DATASET RECORDS:
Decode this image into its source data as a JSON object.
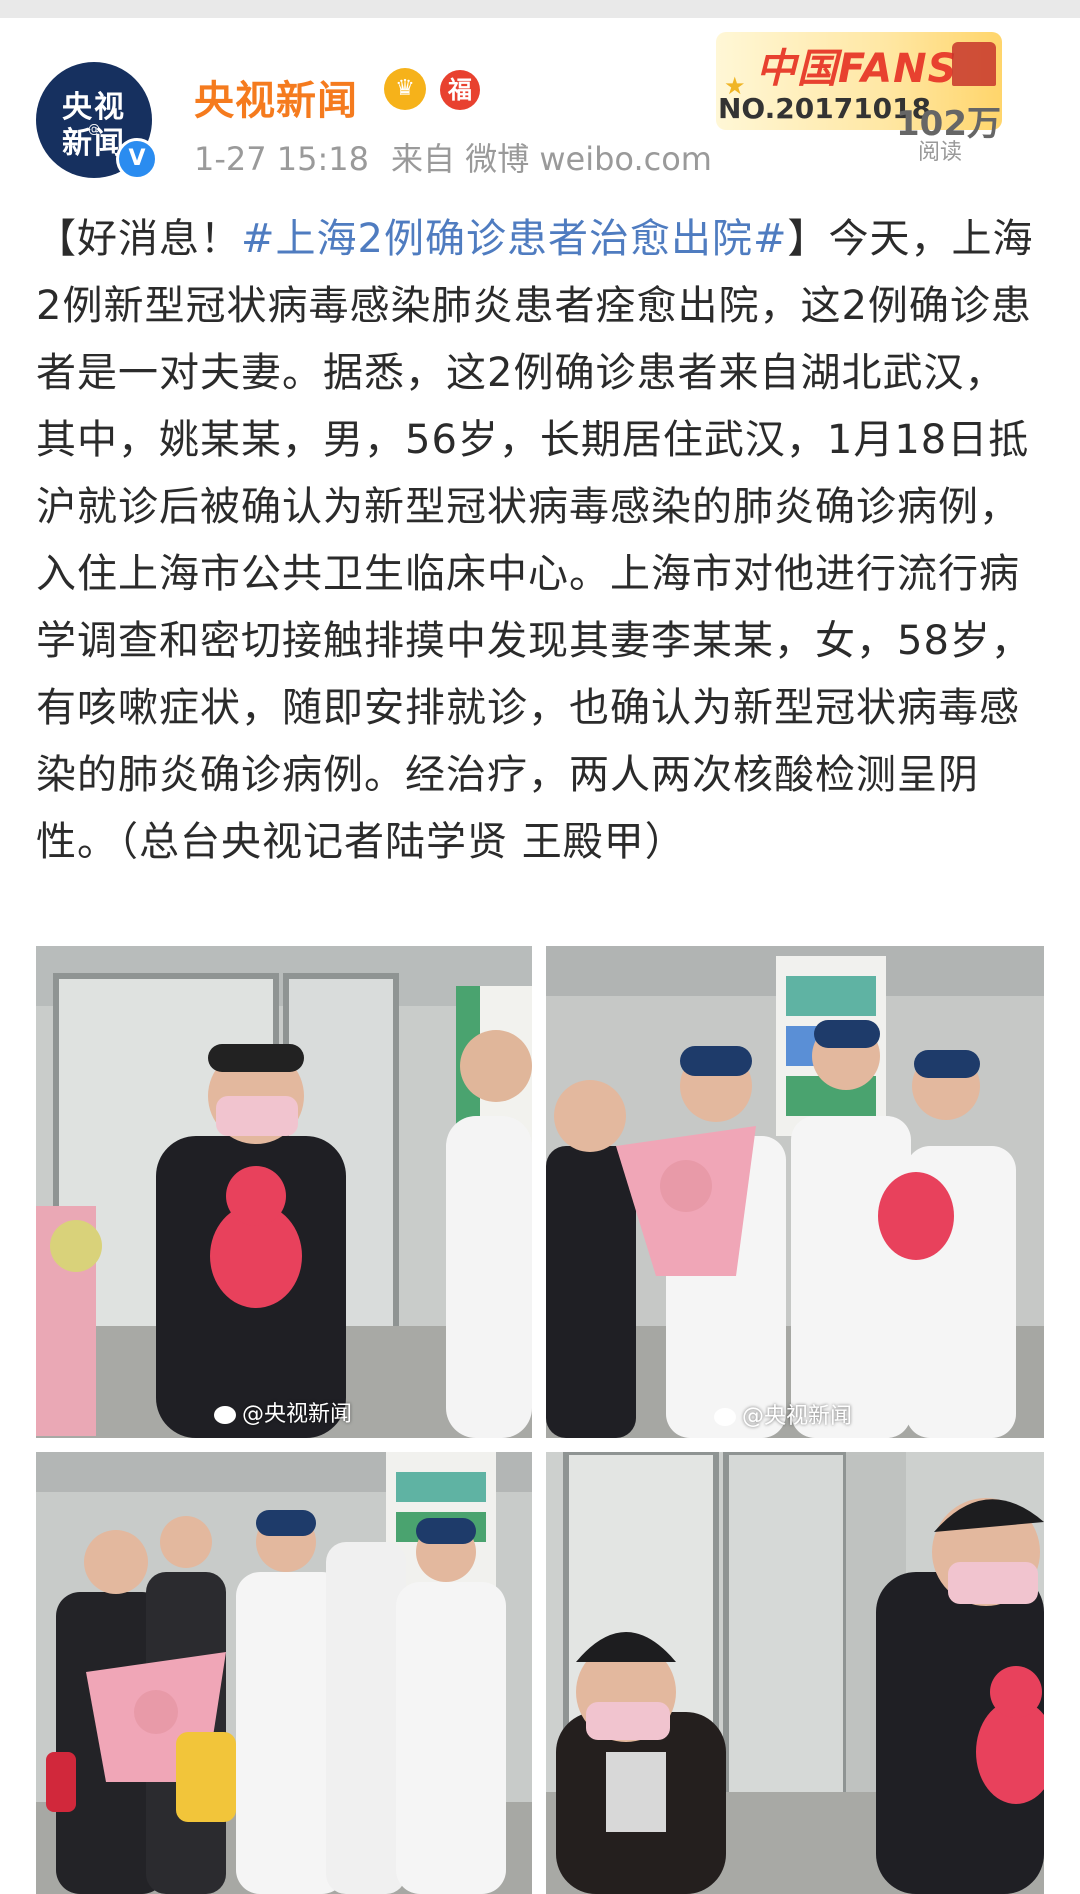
{
  "header": {
    "avatar": {
      "line1": "央视",
      "line2": "新闻",
      "at_mark": "@"
    },
    "verified_mark": "V",
    "username": "央视新闻",
    "badges": [
      "crown-icon",
      "fu-badge-icon"
    ],
    "fu_text": "福",
    "time": "1-27 15:18",
    "source": "来自 微博 weibo.com",
    "fans_banner": {
      "brand": "中国FANS",
      "number": "NO.20171018"
    },
    "reads": "102万",
    "reads_label": "阅读"
  },
  "post": {
    "prefix": "【好消息！",
    "hashtag": "#上海2例确诊患者治愈出院#",
    "suffix": "】今天，上海2例新型冠状病毒感染肺炎患者痊愈出院，这2例确诊患者是一对夫妻。据悉，这2例确诊患者来自湖北武汉，其中，姚某某，男，56岁，长期居住武汉，1月18日抵沪就诊后被确认为新型冠状病毒感染的肺炎确诊病例，入住上海市公共卫生临床中心。上海市对他进行流行病学调查和密切接触排摸中发现其妻李某某，女，58岁，有咳嗽症状，随即安排就诊，也确认为新型冠状病毒感染的肺炎确诊病例。经治疗，两人两次核酸检测呈阴性。（总台央视记者陆学贤 王殿甲）"
  },
  "photos": {
    "watermark": "@央视新闻",
    "items": [
      {
        "name": "photo-man-with-plush-toy",
        "watermark": true
      },
      {
        "name": "photo-woman-receives-flowers",
        "watermark": true
      },
      {
        "name": "photo-couple-with-medical-staff",
        "watermark": false
      },
      {
        "name": "photo-couple-leaving",
        "watermark": false
      }
    ]
  },
  "colors": {
    "username": "#f57b1e",
    "hashtag": "#4f7cc0",
    "meta": "#9a9a9a",
    "avatar_bg": "#16305f"
  }
}
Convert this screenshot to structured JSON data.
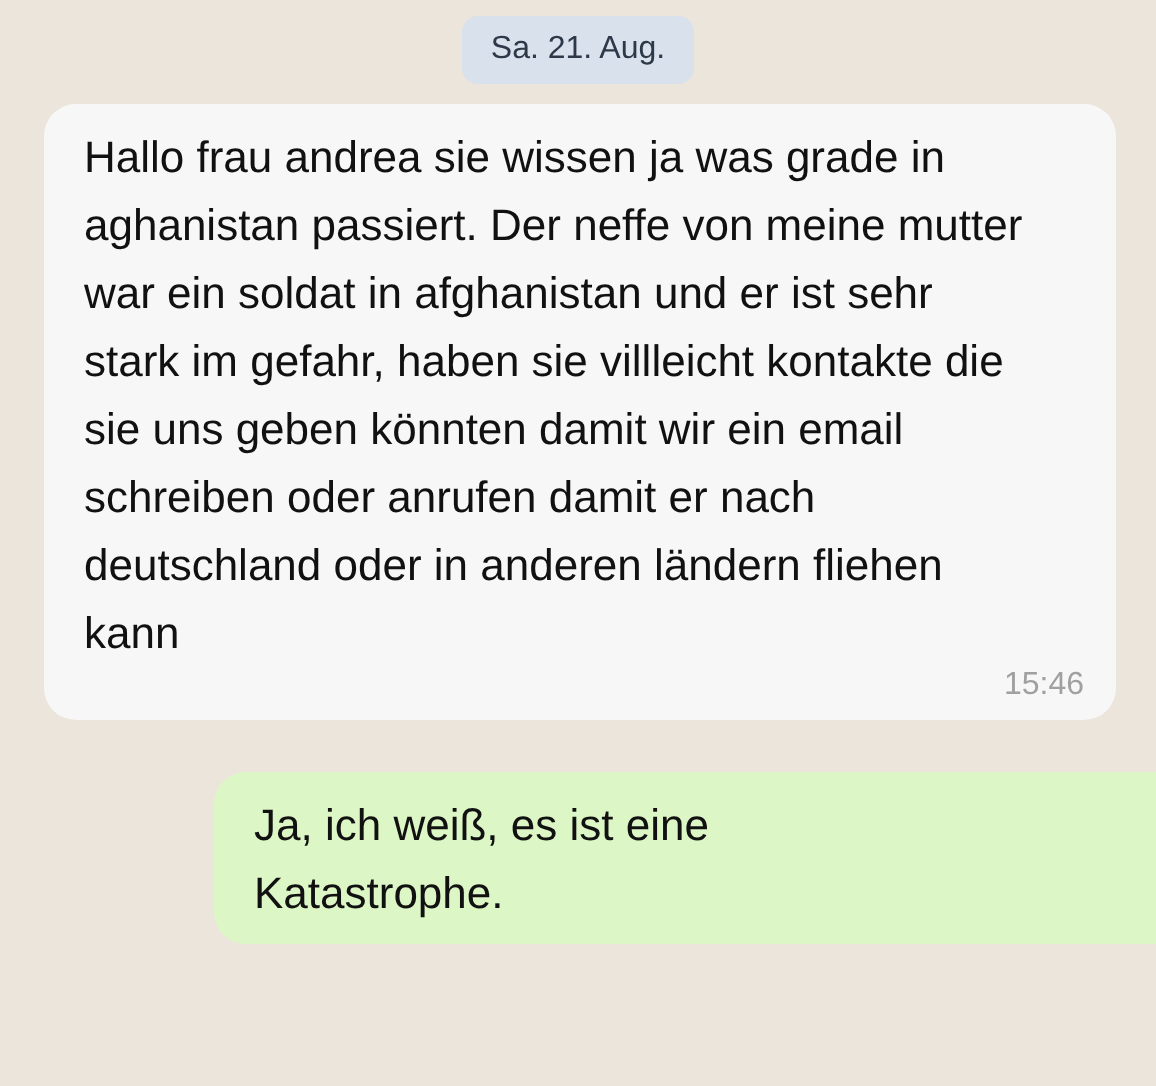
{
  "date_label": "Sa. 21. Aug.",
  "messages": [
    {
      "kind": "incoming",
      "text": "Hallo frau andrea sie wissen ja was grade in aghanistan passiert. Der neffe von meine mutter war ein soldat in afghanistan und er ist sehr stark im gefahr, haben sie villleicht kontakte die sie uns geben könnten damit wir ein email schreiben oder anrufen damit er nach deutschland oder in anderen ländern fliehen kann",
      "time": "15:46"
    },
    {
      "kind": "outgoing",
      "text": "Ja, ich weiß, es ist eine Katastrophe."
    }
  ]
}
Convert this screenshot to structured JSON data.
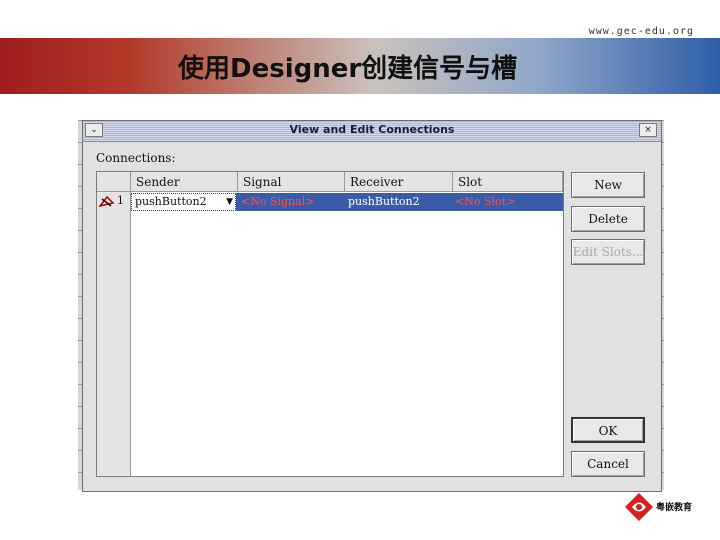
{
  "header": {
    "url": "www.gec-edu.org",
    "title": "使用Designer创建信号与槽"
  },
  "dialog": {
    "title": "View and Edit Connections",
    "menu_button": "⌄",
    "close_button": "×",
    "connections_label": "Connections:",
    "columns": [
      "Sender",
      "Signal",
      "Receiver",
      "Slot"
    ],
    "rows": [
      {
        "number": "1",
        "sender": "pushButton2",
        "signal": "<No Signal>",
        "receiver": "pushButton2",
        "slot": "<No Slot>"
      }
    ],
    "buttons": {
      "new": "New",
      "delete": "Delete",
      "edit_slots": "Edit Slots...",
      "ok": "OK",
      "cancel": "Cancel"
    }
  },
  "footer": {
    "logo_text": "粤嵌教育"
  },
  "colors": {
    "selection": "#3a5ba8",
    "invalid_text": "#e02020",
    "band_left": "#9f1d1d",
    "band_right": "#2f5ea8"
  }
}
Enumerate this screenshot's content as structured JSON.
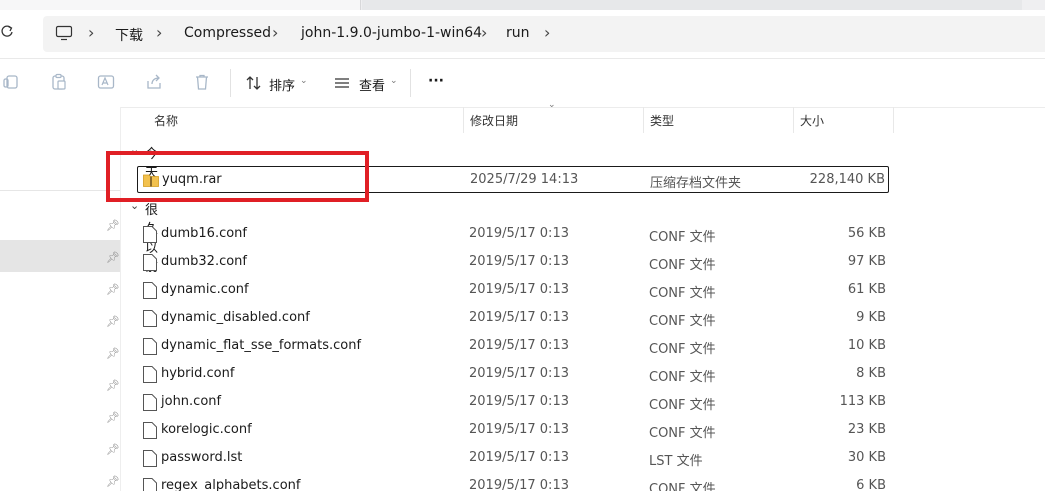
{
  "address": {
    "crumbs": [
      "下载",
      "Compressed",
      "john-1.9.0-jumbo-1-win64",
      "run"
    ]
  },
  "toolbar": {
    "sort_label": "排序",
    "view_label": "查看",
    "more_label": "···"
  },
  "columns": {
    "name": "名称",
    "modified": "修改日期",
    "type": "类型",
    "size": "大小"
  },
  "groups": {
    "today": "今天",
    "long_ago": "很久以前"
  },
  "files": [
    {
      "name": "yuqm.rar",
      "modified": "2025/7/29 14:13",
      "type": "压缩存档文件夹",
      "size": "228,140 KB",
      "icon": "zip-folder-icon"
    },
    {
      "name": "dumb16.conf",
      "modified": "2019/5/17 0:13",
      "type": "CONF 文件",
      "size": "56 KB",
      "icon": "file-icon"
    },
    {
      "name": "dumb32.conf",
      "modified": "2019/5/17 0:13",
      "type": "CONF 文件",
      "size": "97 KB",
      "icon": "file-icon"
    },
    {
      "name": "dynamic.conf",
      "modified": "2019/5/17 0:13",
      "type": "CONF 文件",
      "size": "61 KB",
      "icon": "file-icon"
    },
    {
      "name": "dynamic_disabled.conf",
      "modified": "2019/5/17 0:13",
      "type": "CONF 文件",
      "size": "9 KB",
      "icon": "file-icon"
    },
    {
      "name": "dynamic_flat_sse_formats.conf",
      "modified": "2019/5/17 0:13",
      "type": "CONF 文件",
      "size": "10 KB",
      "icon": "file-icon"
    },
    {
      "name": "hybrid.conf",
      "modified": "2019/5/17 0:13",
      "type": "CONF 文件",
      "size": "8 KB",
      "icon": "file-icon"
    },
    {
      "name": "john.conf",
      "modified": "2019/5/17 0:13",
      "type": "CONF 文件",
      "size": "113 KB",
      "icon": "file-icon"
    },
    {
      "name": "korelogic.conf",
      "modified": "2019/5/17 0:13",
      "type": "CONF 文件",
      "size": "23 KB",
      "icon": "file-icon"
    },
    {
      "name": "password.lst",
      "modified": "2019/5/17 0:13",
      "type": "LST 文件",
      "size": "30 KB",
      "icon": "file-icon"
    },
    {
      "name": "regex_alphabets.conf",
      "modified": "2019/5/17 0:13",
      "type": "CONF 文件",
      "size": "6 KB",
      "icon": "file-icon"
    }
  ],
  "colors": {
    "annotation": "#e01f25",
    "folder_yellow": "#f2c14e",
    "nav_selected": "#e5e5e5"
  }
}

STATED EXERCISE:
Restate the data above word for word. Do not include the images.

WRITTEN ANSWER:
Decode this image into its source data as a JSON object.
{
  "header": {
    "avatar": {
      "line1": "央视",
      "line2": "新闻",
      "at_mark": "@"
    },
    "verified_mark": "V",
    "username": "央视新闻",
    "badges": [
      "crown-icon",
      "fu-badge-icon"
    ],
    "fu_text": "福",
    "time": "1-27 15:18",
    "source": "来自 微博 weibo.com",
    "fans_banner": {
      "brand": "中国FANS",
      "number": "NO.20171018"
    },
    "reads": "102万",
    "reads_label": "阅读"
  },
  "post": {
    "prefix": "【好消息！",
    "hashtag": "#上海2例确诊患者治愈出院#",
    "suffix": "】今天，上海2例新型冠状病毒感染肺炎患者痊愈出院，这2例确诊患者是一对夫妻。据悉，这2例确诊患者来自湖北武汉，其中，姚某某，男，56岁，长期居住武汉，1月18日抵沪就诊后被确认为新型冠状病毒感染的肺炎确诊病例，入住上海市公共卫生临床中心。上海市对他进行流行病学调查和密切接触排摸中发现其妻李某某，女，58岁，有咳嗽症状，随即安排就诊，也确认为新型冠状病毒感染的肺炎确诊病例。经治疗，两人两次核酸检测呈阴性。（总台央视记者陆学贤 王殿甲）"
  },
  "photos": {
    "watermark": "@央视新闻",
    "items": [
      {
        "name": "photo-man-with-plush-toy",
        "watermark": true
      },
      {
        "name": "photo-woman-receives-flowers",
        "watermark": true
      },
      {
        "name": "photo-couple-with-medical-staff",
        "watermark": false
      },
      {
        "name": "photo-couple-leaving",
        "watermark": false
      }
    ]
  },
  "colors": {
    "username": "#f57b1e",
    "hashtag": "#4f7cc0",
    "meta": "#9a9a9a",
    "avatar_bg": "#16305f"
  }
}
Convert this screenshot to structured JSON data.
{
  "date_label": "Sa. 21. Aug.",
  "messages": [
    {
      "kind": "incoming",
      "text": "Hallo frau andrea sie wissen ja was grade in aghanistan passiert. Der neffe von meine mutter war ein soldat in afghanistan und er ist sehr stark im gefahr, haben sie villleicht kontakte die sie uns geben könnten damit wir ein email schreiben oder anrufen damit er nach deutschland oder in anderen ländern fliehen kann",
      "time": "15:46"
    },
    {
      "kind": "outgoing",
      "text": "Ja, ich weiß, es ist eine Katastrophe."
    }
  ]
}
Convert this screenshot to structured JSON data.
{
  "header": {
    "url": "www.gec-edu.org",
    "title": "使用Designer创建信号与槽"
  },
  "dialog": {
    "title": "View and Edit Connections",
    "menu_button": "⌄",
    "close_button": "×",
    "connections_label": "Connections:",
    "columns": [
      "Sender",
      "Signal",
      "Receiver",
      "Slot"
    ],
    "rows": [
      {
        "number": "1",
        "sender": "pushButton2",
        "signal": "<No Signal>",
        "receiver": "pushButton2",
        "slot": "<No Slot>"
      }
    ],
    "buttons": {
      "new": "New",
      "delete": "Delete",
      "edit_slots": "Edit Slots...",
      "ok": "OK",
      "cancel": "Cancel"
    }
  },
  "footer": {
    "logo_text": "粤嵌教育"
  },
  "colors": {
    "selection": "#3a5ba8",
    "invalid_text": "#e02020",
    "band_left": "#9f1d1d",
    "band_right": "#2f5ea8"
  }
}
Enumerate this screenshot's content as structured JSON.
{
  "address": {
    "crumbs": [
      "下载",
      "Compressed",
      "john-1.9.0-jumbo-1-win64",
      "run"
    ]
  },
  "toolbar": {
    "sort_label": "排序",
    "view_label": "查看",
    "more_label": "···"
  },
  "columns": {
    "name": "名称",
    "modified": "修改日期",
    "type": "类型",
    "size": "大小"
  },
  "groups": {
    "today": "今天",
    "long_ago": "很久以前"
  },
  "files": [
    {
      "name": "yuqm.rar",
      "modified": "2025/7/29 14:13",
      "type": "压缩存档文件夹",
      "size": "228,140 KB",
      "icon": "zip-folder-icon"
    },
    {
      "name": "dumb16.conf",
      "modified": "2019/5/17 0:13",
      "type": "CONF 文件",
      "size": "56 KB",
      "icon": "file-icon"
    },
    {
      "name": "dumb32.conf",
      "modified": "2019/5/17 0:13",
      "type": "CONF 文件",
      "size": "97 KB",
      "icon": "file-icon"
    },
    {
      "name": "dynamic.conf",
      "modified": "2019/5/17 0:13",
      "type": "CONF 文件",
      "size": "61 KB",
      "icon": "file-icon"
    },
    {
      "name": "dynamic_disabled.conf",
      "modified": "2019/5/17 0:13",
      "type": "CONF 文件",
      "size": "9 KB",
      "icon": "file-icon"
    },
    {
      "name": "dynamic_flat_sse_formats.conf",
      "modified": "2019/5/17 0:13",
      "type": "CONF 文件",
      "size": "10 KB",
      "icon": "file-icon"
    },
    {
      "name": "hybrid.conf",
      "modified": "2019/5/17 0:13",
      "type": "CONF 文件",
      "size": "8 KB",
      "icon": "file-icon"
    },
    {
      "name": "john.conf",
      "modified": "2019/5/17 0:13",
      "type": "CONF 文件",
      "size": "113 KB",
      "icon": "file-icon"
    },
    {
      "name": "korelogic.conf",
      "modified": "2019/5/17 0:13",
      "type": "CONF 文件",
      "size": "23 KB",
      "icon": "file-icon"
    },
    {
      "name": "password.lst",
      "modified": "2019/5/17 0:13",
      "type": "LST 文件",
      "size": "30 KB",
      "icon": "file-icon"
    },
    {
      "name": "regex_alphabets.conf",
      "modified": "2019/5/17 0:13",
      "type": "CONF 文件",
      "size": "6 KB",
      "icon": "file-icon"
    }
  ],
  "colors": {
    "annotation": "#e01f25",
    "folder_yellow": "#f2c14e",
    "nav_selected": "#e5e5e5"
  }
}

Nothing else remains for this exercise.